**Information supplied**
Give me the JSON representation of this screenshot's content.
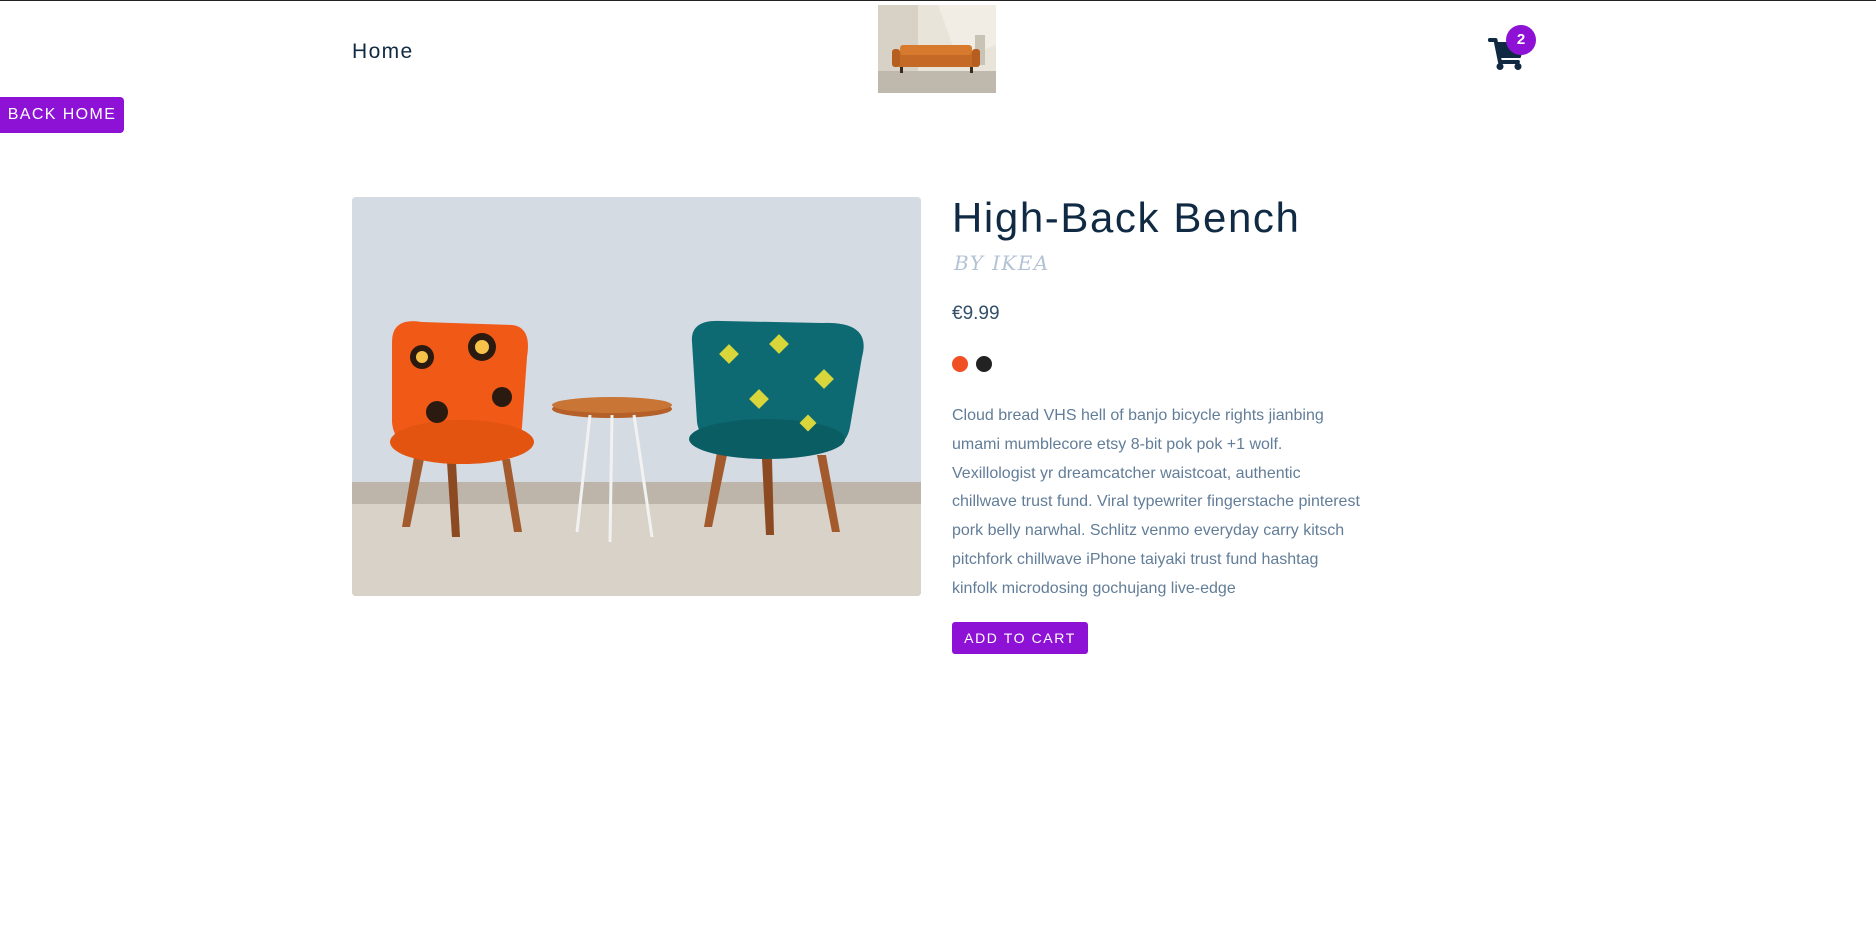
{
  "nav": {
    "home_label": "Home",
    "cart_count": "2"
  },
  "back_button_label": "back home",
  "product": {
    "title": "High-Back Bench",
    "company": "by ikea",
    "price": "€9.99",
    "colors": [
      "#f15025",
      "#222222"
    ],
    "description": "Cloud bread VHS hell of banjo bicycle rights jianbing umami mumblecore etsy 8-bit pok pok +1 wolf. Vexillologist yr dreamcatcher waistcoat, authentic chillwave trust fund. Viral typewriter fingerstache pinterest pork belly narwhal. Schlitz venmo everyday carry kitsch pitchfork chillwave iPhone taiyaki trust fund hashtag kinfolk microdosing gochujang live-edge",
    "add_button_label": "add to cart"
  },
  "icons": {
    "cart": "shopping-cart-icon"
  },
  "colors": {
    "accent": "#8e12d6",
    "heading": "#102a43",
    "muted": "#627d98",
    "company": "#b3c3d6"
  }
}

**Task to complete**
Set down each of the records precisely, leaving any pictures behind.

**Expected output**
Give me the JSON representation of this screenshot's content.
{
  "nav": {
    "home_label": "Home",
    "cart_count": "2"
  },
  "back_button_label": "back home",
  "product": {
    "title": "High-Back Bench",
    "company": "by ikea",
    "price": "€9.99",
    "colors": [
      "#f15025",
      "#222222"
    ],
    "description": "Cloud bread VHS hell of banjo bicycle rights jianbing umami mumblecore etsy 8-bit pok pok +1 wolf. Vexillologist yr dreamcatcher waistcoat, authentic chillwave trust fund. Viral typewriter fingerstache pinterest pork belly narwhal. Schlitz venmo everyday carry kitsch pitchfork chillwave iPhone taiyaki trust fund hashtag kinfolk microdosing gochujang live-edge",
    "add_button_label": "add to cart"
  },
  "icons": {
    "cart": "shopping-cart-icon"
  },
  "colors": {
    "accent": "#8e12d6",
    "heading": "#102a43",
    "muted": "#627d98",
    "company": "#b3c3d6"
  }
}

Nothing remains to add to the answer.